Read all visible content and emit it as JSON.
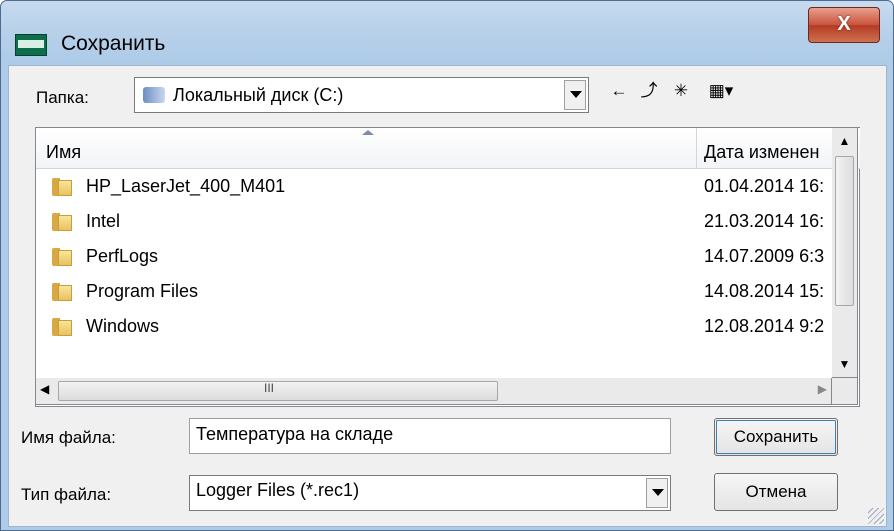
{
  "window": {
    "title": "Сохранить",
    "close_label": "X"
  },
  "location": {
    "label": "Папка:",
    "value": "Локальный диск (C:)"
  },
  "toolbar": {
    "back_icon": "←",
    "up_icon": "⤴",
    "new_folder_icon": "✳",
    "view_icon": "▦▾"
  },
  "file_list": {
    "columns": [
      "Имя",
      "Дата изменен"
    ],
    "rows": [
      {
        "name": "HP_LaserJet_400_M401",
        "date": "01.04.2014 16:"
      },
      {
        "name": "Intel",
        "date": "21.03.2014 16:"
      },
      {
        "name": "PerfLogs",
        "date": "14.07.2009 6:3"
      },
      {
        "name": "Program Files",
        "date": "14.08.2014 15:"
      },
      {
        "name": "Windows",
        "date": "12.08.2014 9:2"
      }
    ]
  },
  "filename": {
    "label": "Имя файла:",
    "value": "Температура на складе"
  },
  "filetype": {
    "label": "Тип файла:",
    "value": "Logger Files (*.rec1)"
  },
  "buttons": {
    "save": "Сохранить",
    "cancel": "Отмена"
  }
}
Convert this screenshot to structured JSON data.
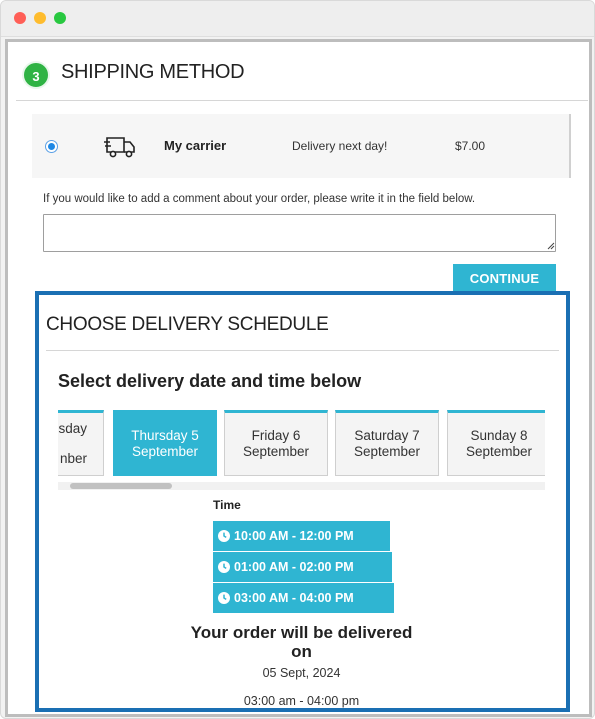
{
  "section": {
    "step_number": "3",
    "title": "SHIPPING METHOD"
  },
  "carrier": {
    "name": "My carrier",
    "delay": "Delivery next day!",
    "price": "$7.00",
    "selected": true
  },
  "comment": {
    "label": "If you would like to add a comment about your order, please write it in the field below.",
    "value": ""
  },
  "continue_button": "CONTINUE",
  "schedule": {
    "title": "CHOOSE DELIVERY SCHEDULE",
    "heading": "Select delivery date and time below",
    "dates": [
      {
        "line1": "sday",
        "line2": "nber",
        "selected": false,
        "partial": true
      },
      {
        "line1": "Thursday 5",
        "line2": "September",
        "selected": true,
        "partial": false
      },
      {
        "line1": "Friday 6",
        "line2": "September",
        "selected": false,
        "partial": false
      },
      {
        "line1": "Saturday 7",
        "line2": "September",
        "selected": false,
        "partial": false
      },
      {
        "line1": "Sunday 8",
        "line2": "September",
        "selected": false,
        "partial": false
      }
    ],
    "time_label": "Time",
    "time_slots": [
      "10:00 AM - 12:00 PM",
      "01:00 AM - 02:00 PM",
      "03:00 AM - 04:00 PM"
    ],
    "delivered_heading": "Your order will be delivered on",
    "delivered_date": "05 Sept, 2024",
    "delivered_time": "03:00 am - 04:00 pm"
  },
  "colors": {
    "accent": "#2fb5d2",
    "highlight_border": "#1a6fb3",
    "step_badge": "#2fb344"
  },
  "icons": {
    "carrier": "truck-icon",
    "time_slot": "clock-icon"
  }
}
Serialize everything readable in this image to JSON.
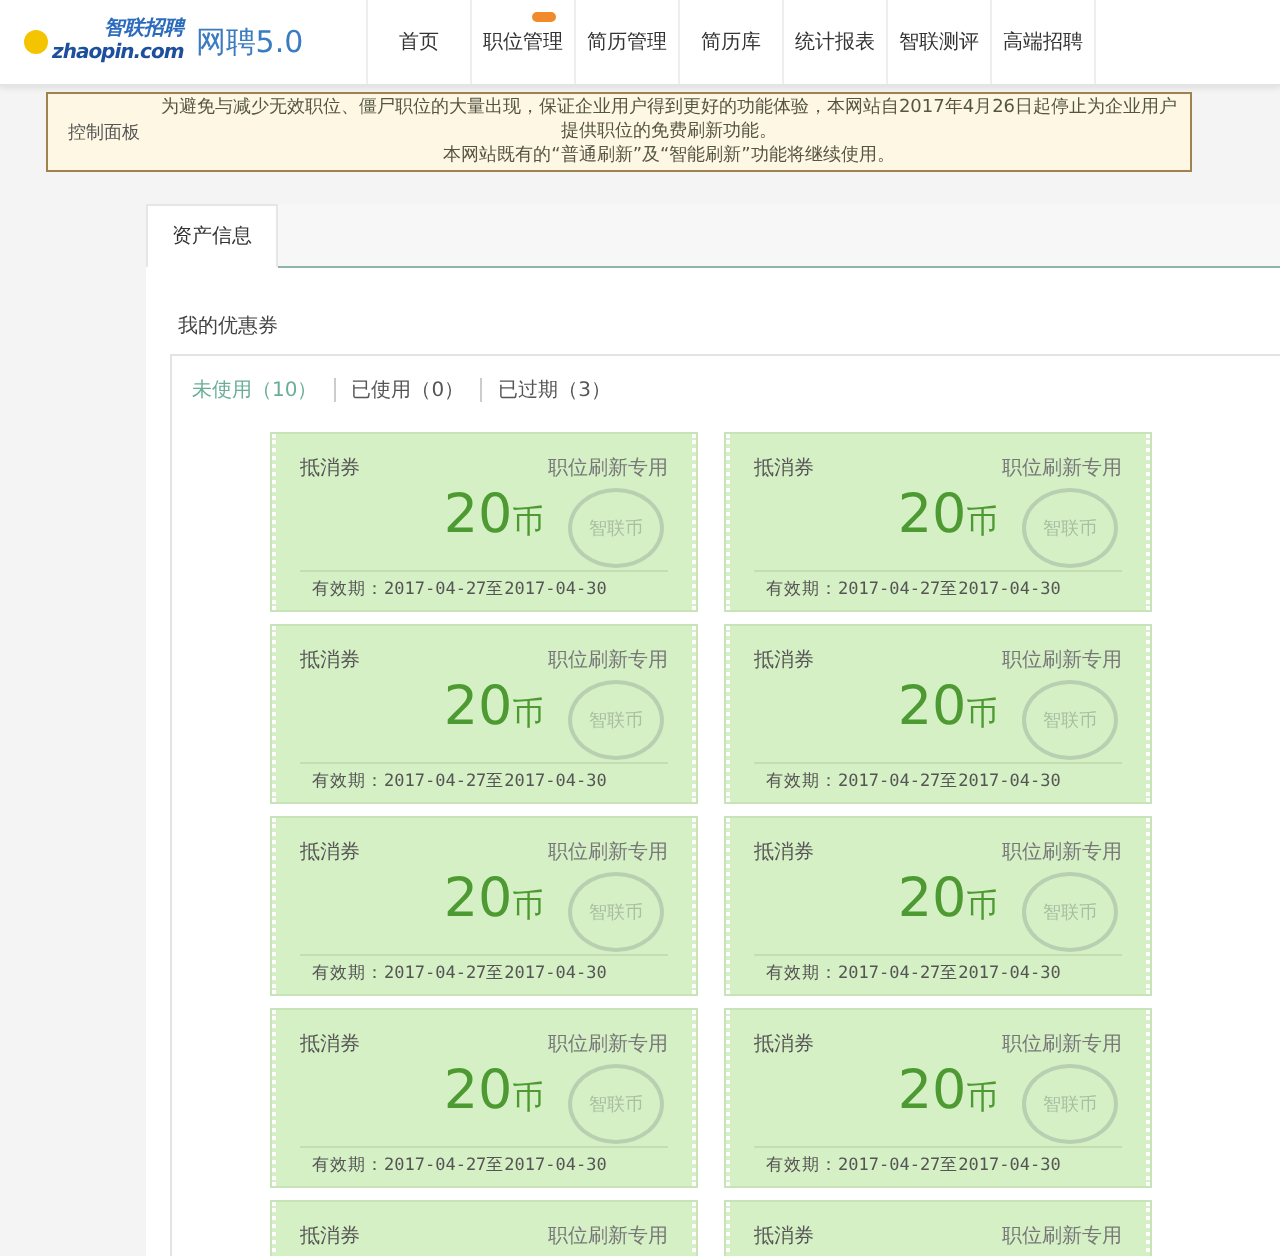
{
  "header": {
    "logo_cn": "智联招聘",
    "logo_en": "zhaopin.com",
    "product": "网聘5.0"
  },
  "nav": [
    {
      "label": "首页",
      "badge": false
    },
    {
      "label": "职位管理",
      "badge": true
    },
    {
      "label": "简历管理",
      "badge": false
    },
    {
      "label": "简历库",
      "badge": false
    },
    {
      "label": "统计报表",
      "badge": false
    },
    {
      "label": "智联测评",
      "badge": false
    },
    {
      "label": "高端招聘",
      "badge": false
    }
  ],
  "notice": {
    "label": "控制面板",
    "lines": [
      "为避免与减少无效职位、僵尸职位的大量出现，保证企业用户得到更好的功能体验，本网站自2017年4月26日起停止为企业用户提供职位的免费刷新功能。",
      "本网站既有的“普通刷新”及“智能刷新”功能将继续使用。"
    ]
  },
  "tabs": [
    {
      "label": "资产信息",
      "selected": true
    }
  ],
  "section_title": "我的优惠券",
  "filters": [
    {
      "label": "未使用（10）",
      "selected": true
    },
    {
      "label": "已使用（0）",
      "selected": false
    },
    {
      "label": "已过期（3）",
      "selected": false
    }
  ],
  "coupons": [
    {
      "label": "抵消券",
      "purpose": "职位刷新专用",
      "amount": "20",
      "unit": "币",
      "stamp": "智联币",
      "validity": "有效期：2017-04-27至2017-04-30"
    },
    {
      "label": "抵消券",
      "purpose": "职位刷新专用",
      "amount": "20",
      "unit": "币",
      "stamp": "智联币",
      "validity": "有效期：2017-04-27至2017-04-30"
    },
    {
      "label": "抵消券",
      "purpose": "职位刷新专用",
      "amount": "20",
      "unit": "币",
      "stamp": "智联币",
      "validity": "有效期：2017-04-27至2017-04-30"
    },
    {
      "label": "抵消券",
      "purpose": "职位刷新专用",
      "amount": "20",
      "unit": "币",
      "stamp": "智联币",
      "validity": "有效期：2017-04-27至2017-04-30"
    },
    {
      "label": "抵消券",
      "purpose": "职位刷新专用",
      "amount": "20",
      "unit": "币",
      "stamp": "智联币",
      "validity": "有效期：2017-04-27至2017-04-30"
    },
    {
      "label": "抵消券",
      "purpose": "职位刷新专用",
      "amount": "20",
      "unit": "币",
      "stamp": "智联币",
      "validity": "有效期：2017-04-27至2017-04-30"
    },
    {
      "label": "抵消券",
      "purpose": "职位刷新专用",
      "amount": "20",
      "unit": "币",
      "stamp": "智联币",
      "validity": "有效期：2017-04-27至2017-04-30"
    },
    {
      "label": "抵消券",
      "purpose": "职位刷新专用",
      "amount": "20",
      "unit": "币",
      "stamp": "智联币",
      "validity": "有效期：2017-04-27至2017-04-30"
    },
    {
      "label": "抵消券",
      "purpose": "职位刷新专用"
    },
    {
      "label": "抵消券",
      "purpose": "职位刷新专用"
    }
  ]
}
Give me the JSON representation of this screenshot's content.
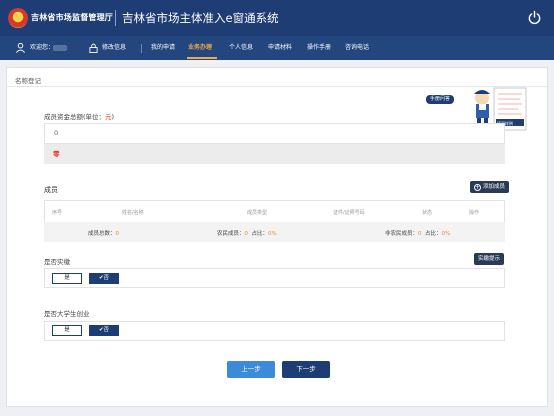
{
  "header": {
    "org_name": "吉林省市场监督管理厅",
    "system_title": "吉林省市场主体准入e窗通系统"
  },
  "nav": {
    "welcome": "欢迎您：",
    "items": [
      "修改信息",
      "我的申请",
      "业务办理",
      "个人信息",
      "申请材料",
      "操作手册",
      "咨询电话"
    ],
    "active": "业务办理"
  },
  "card": {
    "title": "名称登记",
    "mascot_bubble": "手册问答",
    "mascot_tag": "填写样例"
  },
  "capital": {
    "label_prefix": "成员资金总额(单位：",
    "label_unit": "元",
    "label_suffix": ")",
    "value": "0",
    "uppercase": "零"
  },
  "members": {
    "title": "成员",
    "add_button": "添加成员",
    "columns": [
      "序号",
      "姓名/名称",
      "成员类型",
      "证件/证照号码",
      "状态",
      "操作"
    ],
    "total_label": "成员总数：",
    "total_value": "0",
    "farmer_label": "农民成员：",
    "farmer_value": "0",
    "farmer_ratio_label": "占比：",
    "farmer_ratio_value": "0%",
    "nonfarmer_label": "非农民成员：",
    "nonfarmer_value": "0",
    "nonfarmer_ratio_label": "占比：",
    "nonfarmer_ratio_value": "0%"
  },
  "demo": {
    "question": "是否实缴",
    "hint_button": "实缴提示",
    "yes": "是",
    "no": "✔否",
    "selected": "否"
  },
  "graduate": {
    "question": "是否大学生创业",
    "yes": "是",
    "no": "✔否",
    "selected": "否"
  },
  "footer": {
    "prev": "上一步",
    "next": "下一步"
  }
}
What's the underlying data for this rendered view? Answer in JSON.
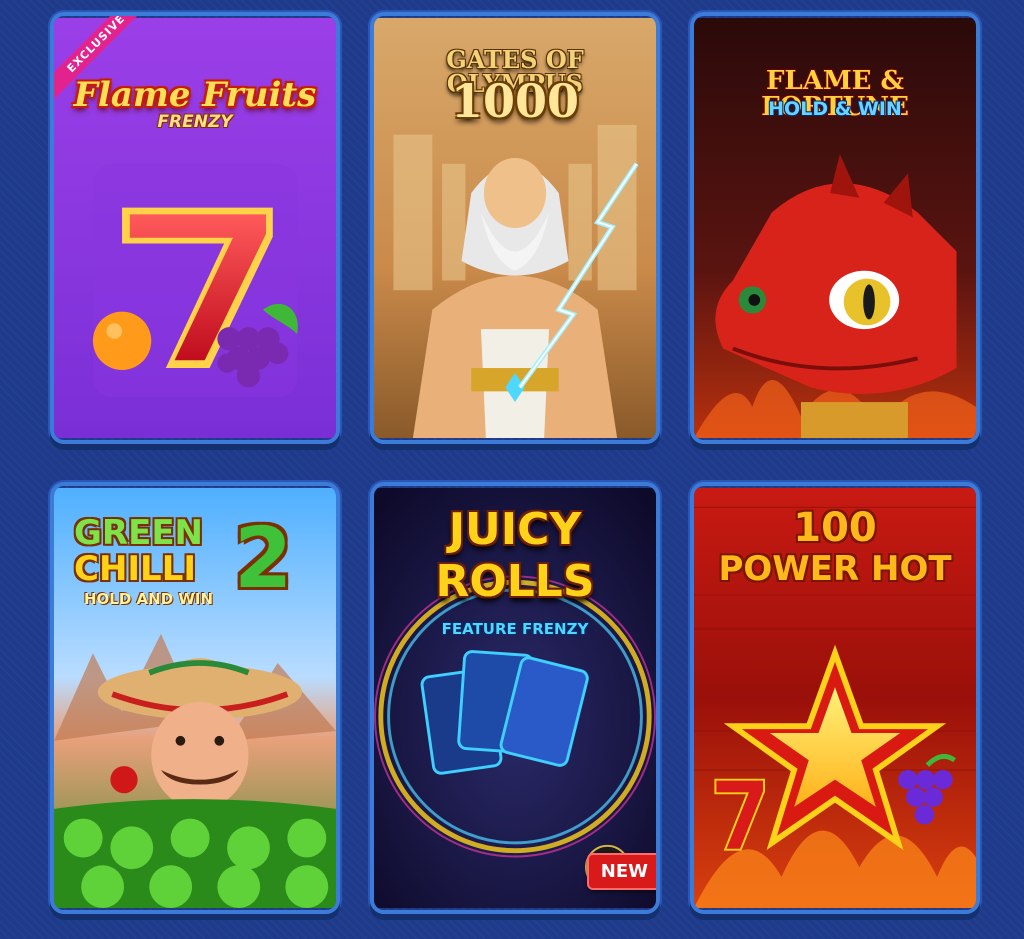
{
  "games": [
    {
      "id": "flame-fruits",
      "title": "Flame Fruits",
      "subtitle": "FRENZY",
      "badge": "EXCLUSIVE"
    },
    {
      "id": "gates-olympus",
      "title": "GATES OF OLYMPUS",
      "subtitle": "1000"
    },
    {
      "id": "flame-fortune",
      "title": "FLAME & FORTUNE",
      "subtitle": "HOLD & WIN"
    },
    {
      "id": "green-chilli",
      "line1": "GREEN",
      "line2": "CHILLI",
      "line3": "HOLD AND WIN",
      "number": "2"
    },
    {
      "id": "juicy-rolls",
      "line1": "JUICY",
      "line2": "ROLLS",
      "line3": "FEATURE FRENZY",
      "badge": "NEW"
    },
    {
      "id": "power-hot",
      "line1": "100",
      "line2": "POWER HOT"
    }
  ],
  "colors": {
    "background": "#1e3a8a",
    "tile_border": "#3d7bd9",
    "new_badge": "#d81a1a",
    "exclusive_badge": "#e3238d"
  }
}
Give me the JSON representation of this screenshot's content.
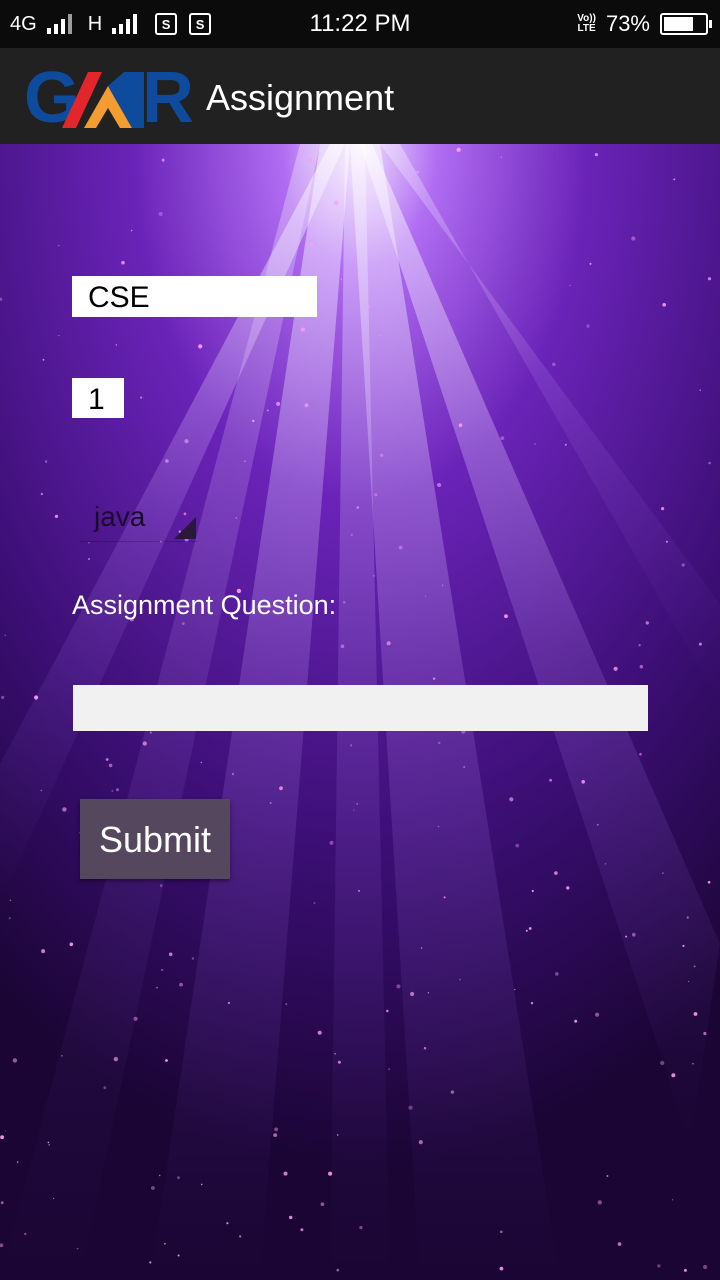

# Requirements
Indicate how many lines of the material include the word "comment"; the number alone is required.

# In response
2